What the task requires: Please answer from the wildfire safety tips: how much space should be left between beauty bark and the bottom board of siding?

++++ Text ++++

Reduce natural fuels

  • Remove dead leaves, pine needles and other debris from the ground around buildings, roofs and gutters.
  • Move wood piles away from building foundations.
  • Water grass or keep it short.
  • Remove ornamental plants and bushes from up against the house.
  • Landscape with fire resistant plants, following tips from the Washington Department of Natural Resources in partnership with other agencies.
  • Clear debris from “void spaces” under decks or in vents, for example. Install screens to block embers.
  • Rake beauty bark away from your foundation so there’s at least six to eight inches of space between the bark and your bottom board of siding. Better yet, get rid of the beauty bark and use pea gravel for a ground cover.
  • Clear brush, like that overgrown pile of blackberries out back. Some people have found success renting goats to clear the land.
  • Thin wooded areas and get rid of lower limbs on remaining trees, which can act as “ladder fuel” to ignite the crown of a tree and cause the fire to spread faster. Prune trees up to six to 10 feet from the ground. For shorter trees, do not exceed more than one-third of the overall tree height.

Better home fire protection

  • Remove patio furniture from decks and store when not in use. Embers can ignite cushions and decorative items.
  • Remove anything stored under decks.
  • Secure your propane tanks. For large tanks, remove dead grass, debris and anything flammable from under and around the tank. Keep trees and shrubs trimmed back from the sides and above tank.
  • Turn off and disconnect small, portable propane tanks. Place the tank away from the home where it can be easily seen.
  • Store gasoline and chemicals in a shed away from your home, not the garage or adjacent workshop.
  • Remodeling or building new? For siding, use fire resistant materials like fiber cement siding, stucco, brick, stone, and aluminum or steel siding. Don’t forget soffits and overhangs.
  • For new or replacement roofing materials, select metal or tile.
  • For existing roofs, replace or repair missing shingles or roof tiles to prevent ember penetration.

Ensure Emergency Vehicle Access

  • Make sure the entrance to your home, whether driveway or community access road, is well marked with your house address clearly visible. This aids not only fire personnel but other emergency responders in getting to you quickly.
  • Keep your driveway well maintained and trimmed back of excess vegetation. This not only helps emergency personnel find your home, but allows for easier emergency vehicle access.

++++ Stored data ++++

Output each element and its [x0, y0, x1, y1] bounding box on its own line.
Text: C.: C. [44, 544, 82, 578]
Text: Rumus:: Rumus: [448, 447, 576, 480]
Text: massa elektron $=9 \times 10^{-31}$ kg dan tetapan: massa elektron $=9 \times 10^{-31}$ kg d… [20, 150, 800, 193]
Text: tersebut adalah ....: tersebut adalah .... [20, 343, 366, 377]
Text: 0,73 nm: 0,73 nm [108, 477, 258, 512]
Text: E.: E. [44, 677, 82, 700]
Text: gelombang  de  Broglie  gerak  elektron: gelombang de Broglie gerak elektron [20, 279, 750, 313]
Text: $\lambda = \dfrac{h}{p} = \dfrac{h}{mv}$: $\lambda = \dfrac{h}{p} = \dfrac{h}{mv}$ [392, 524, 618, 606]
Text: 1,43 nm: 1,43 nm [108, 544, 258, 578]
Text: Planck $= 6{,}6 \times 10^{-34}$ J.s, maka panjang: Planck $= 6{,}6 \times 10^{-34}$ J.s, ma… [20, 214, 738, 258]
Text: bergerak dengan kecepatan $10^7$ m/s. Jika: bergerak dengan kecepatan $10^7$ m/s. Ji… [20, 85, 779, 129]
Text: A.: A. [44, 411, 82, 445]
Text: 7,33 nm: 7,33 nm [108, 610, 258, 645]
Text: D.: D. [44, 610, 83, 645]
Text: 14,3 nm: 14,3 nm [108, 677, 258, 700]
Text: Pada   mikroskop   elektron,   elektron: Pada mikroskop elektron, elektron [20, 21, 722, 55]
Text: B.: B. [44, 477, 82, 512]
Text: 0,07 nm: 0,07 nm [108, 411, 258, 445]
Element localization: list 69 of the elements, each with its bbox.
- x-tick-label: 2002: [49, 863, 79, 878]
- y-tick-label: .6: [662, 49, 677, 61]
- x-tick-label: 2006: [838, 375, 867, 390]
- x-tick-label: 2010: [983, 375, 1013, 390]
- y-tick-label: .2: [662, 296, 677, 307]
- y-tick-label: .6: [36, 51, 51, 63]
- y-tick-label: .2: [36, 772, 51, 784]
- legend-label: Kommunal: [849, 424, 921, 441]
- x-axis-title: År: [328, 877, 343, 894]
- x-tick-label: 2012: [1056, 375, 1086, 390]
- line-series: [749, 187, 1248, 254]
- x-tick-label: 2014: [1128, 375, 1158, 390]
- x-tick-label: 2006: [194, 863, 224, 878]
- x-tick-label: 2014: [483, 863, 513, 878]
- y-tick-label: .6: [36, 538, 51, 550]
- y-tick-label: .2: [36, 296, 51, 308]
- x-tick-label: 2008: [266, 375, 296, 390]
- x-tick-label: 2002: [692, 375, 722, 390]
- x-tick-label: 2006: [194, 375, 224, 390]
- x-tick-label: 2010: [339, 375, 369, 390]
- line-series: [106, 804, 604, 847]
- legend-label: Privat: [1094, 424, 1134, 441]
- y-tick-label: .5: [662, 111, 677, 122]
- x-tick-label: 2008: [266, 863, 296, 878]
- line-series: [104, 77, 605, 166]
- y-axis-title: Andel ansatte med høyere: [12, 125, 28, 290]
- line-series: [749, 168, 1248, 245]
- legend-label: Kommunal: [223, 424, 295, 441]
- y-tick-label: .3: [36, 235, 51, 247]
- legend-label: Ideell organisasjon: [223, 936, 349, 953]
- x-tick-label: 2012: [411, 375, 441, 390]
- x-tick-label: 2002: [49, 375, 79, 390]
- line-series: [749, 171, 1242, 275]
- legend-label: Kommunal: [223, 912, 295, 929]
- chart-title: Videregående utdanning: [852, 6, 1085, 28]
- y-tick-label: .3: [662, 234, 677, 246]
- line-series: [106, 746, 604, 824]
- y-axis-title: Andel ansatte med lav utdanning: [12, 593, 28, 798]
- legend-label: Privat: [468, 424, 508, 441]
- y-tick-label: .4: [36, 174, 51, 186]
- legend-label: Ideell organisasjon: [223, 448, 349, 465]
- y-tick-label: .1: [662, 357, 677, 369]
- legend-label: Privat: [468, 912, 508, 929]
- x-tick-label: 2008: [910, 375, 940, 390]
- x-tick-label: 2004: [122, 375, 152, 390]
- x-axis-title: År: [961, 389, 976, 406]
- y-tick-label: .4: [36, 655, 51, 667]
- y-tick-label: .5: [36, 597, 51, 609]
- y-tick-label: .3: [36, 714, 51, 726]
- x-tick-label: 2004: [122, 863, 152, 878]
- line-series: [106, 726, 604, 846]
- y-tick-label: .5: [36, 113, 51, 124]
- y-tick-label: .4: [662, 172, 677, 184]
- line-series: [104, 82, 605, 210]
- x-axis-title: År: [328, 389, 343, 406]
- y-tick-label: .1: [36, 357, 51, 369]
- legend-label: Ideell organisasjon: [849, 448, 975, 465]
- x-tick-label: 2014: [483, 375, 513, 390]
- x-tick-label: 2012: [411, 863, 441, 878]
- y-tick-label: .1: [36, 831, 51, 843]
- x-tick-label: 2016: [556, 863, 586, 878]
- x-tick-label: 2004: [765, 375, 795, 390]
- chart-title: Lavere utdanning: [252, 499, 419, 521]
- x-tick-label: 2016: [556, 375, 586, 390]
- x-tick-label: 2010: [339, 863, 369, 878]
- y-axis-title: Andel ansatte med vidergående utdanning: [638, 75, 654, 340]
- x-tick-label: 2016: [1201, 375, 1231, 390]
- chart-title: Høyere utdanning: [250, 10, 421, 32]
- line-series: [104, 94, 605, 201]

++++

Reply: At least six to eight inches.